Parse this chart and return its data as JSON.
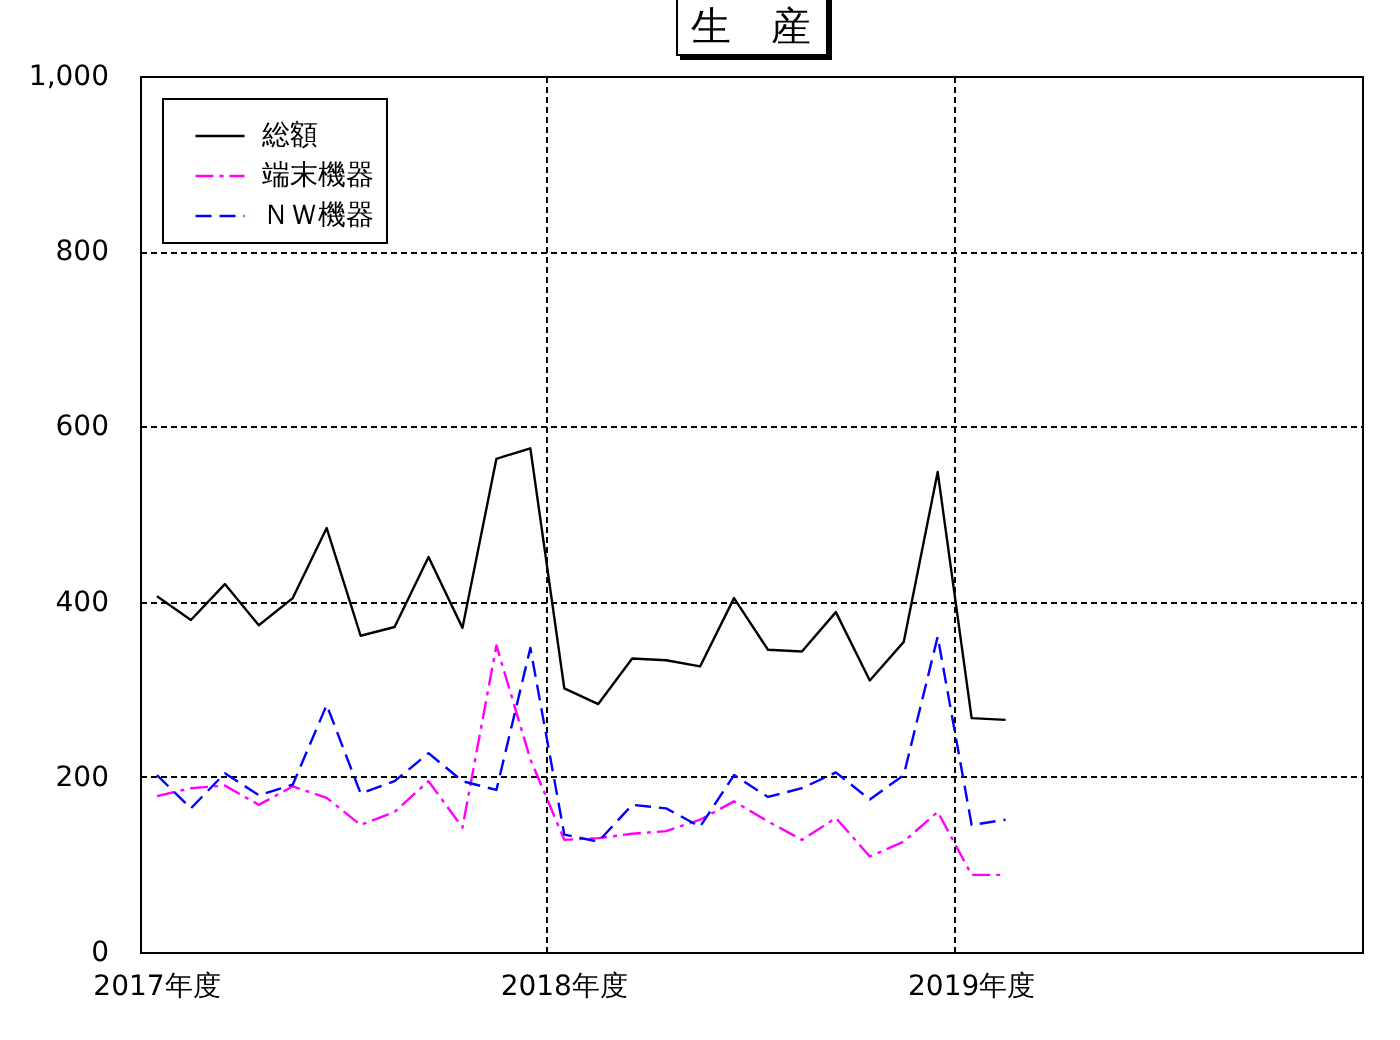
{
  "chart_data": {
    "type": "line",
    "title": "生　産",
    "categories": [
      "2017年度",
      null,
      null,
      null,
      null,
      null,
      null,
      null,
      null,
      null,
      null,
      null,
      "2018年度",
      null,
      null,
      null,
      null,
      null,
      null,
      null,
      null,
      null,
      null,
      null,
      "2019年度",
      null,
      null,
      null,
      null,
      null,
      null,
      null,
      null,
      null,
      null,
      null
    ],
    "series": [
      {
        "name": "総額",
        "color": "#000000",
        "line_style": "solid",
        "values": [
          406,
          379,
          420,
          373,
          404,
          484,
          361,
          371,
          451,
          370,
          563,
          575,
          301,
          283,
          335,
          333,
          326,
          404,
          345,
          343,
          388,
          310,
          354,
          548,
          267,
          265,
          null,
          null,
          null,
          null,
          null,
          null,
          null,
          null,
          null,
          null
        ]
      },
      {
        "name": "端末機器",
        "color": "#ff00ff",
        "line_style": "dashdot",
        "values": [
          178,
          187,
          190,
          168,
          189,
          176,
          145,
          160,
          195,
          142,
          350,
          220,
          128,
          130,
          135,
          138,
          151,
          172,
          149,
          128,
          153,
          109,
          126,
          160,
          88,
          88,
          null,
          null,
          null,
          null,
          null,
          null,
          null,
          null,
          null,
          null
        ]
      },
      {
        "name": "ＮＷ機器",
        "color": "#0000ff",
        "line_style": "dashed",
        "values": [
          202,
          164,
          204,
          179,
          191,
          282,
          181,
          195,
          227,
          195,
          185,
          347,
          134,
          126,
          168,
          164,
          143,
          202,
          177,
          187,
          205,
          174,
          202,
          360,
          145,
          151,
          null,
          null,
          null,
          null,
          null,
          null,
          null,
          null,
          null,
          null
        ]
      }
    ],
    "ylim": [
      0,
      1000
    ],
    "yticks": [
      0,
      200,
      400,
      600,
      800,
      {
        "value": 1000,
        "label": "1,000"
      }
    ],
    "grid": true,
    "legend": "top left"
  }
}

____________

(Instruction) Write out all the entries again, word for word, and print no images.

(Answer to the exercise)
Parse this chart and return its data as JSON.
{
  "chart_data": {
    "type": "line",
    "title": "生　産",
    "categories": [
      "2017年度",
      null,
      null,
      null,
      null,
      null,
      null,
      null,
      null,
      null,
      null,
      null,
      "2018年度",
      null,
      null,
      null,
      null,
      null,
      null,
      null,
      null,
      null,
      null,
      null,
      "2019年度",
      null,
      null,
      null,
      null,
      null,
      null,
      null,
      null,
      null,
      null,
      null
    ],
    "series": [
      {
        "name": "総額",
        "color": "#000000",
        "line_style": "solid",
        "values": [
          406,
          379,
          420,
          373,
          404,
          484,
          361,
          371,
          451,
          370,
          563,
          575,
          301,
          283,
          335,
          333,
          326,
          404,
          345,
          343,
          388,
          310,
          354,
          548,
          267,
          265,
          null,
          null,
          null,
          null,
          null,
          null,
          null,
          null,
          null,
          null
        ]
      },
      {
        "name": "端末機器",
        "color": "#ff00ff",
        "line_style": "dashdot",
        "values": [
          178,
          187,
          190,
          168,
          189,
          176,
          145,
          160,
          195,
          142,
          350,
          220,
          128,
          130,
          135,
          138,
          151,
          172,
          149,
          128,
          153,
          109,
          126,
          160,
          88,
          88,
          null,
          null,
          null,
          null,
          null,
          null,
          null,
          null,
          null,
          null
        ]
      },
      {
        "name": "ＮＷ機器",
        "color": "#0000ff",
        "line_style": "dashed",
        "values": [
          202,
          164,
          204,
          179,
          191,
          282,
          181,
          195,
          227,
          195,
          185,
          347,
          134,
          126,
          168,
          164,
          143,
          202,
          177,
          187,
          205,
          174,
          202,
          360,
          145,
          151,
          null,
          null,
          null,
          null,
          null,
          null,
          null,
          null,
          null,
          null
        ]
      }
    ],
    "ylim": [
      0,
      1000
    ],
    "yticks": [
      0,
      200,
      400,
      600,
      800,
      {
        "value": 1000,
        "label": "1,000"
      }
    ],
    "grid": true,
    "legend": "top left"
  }
}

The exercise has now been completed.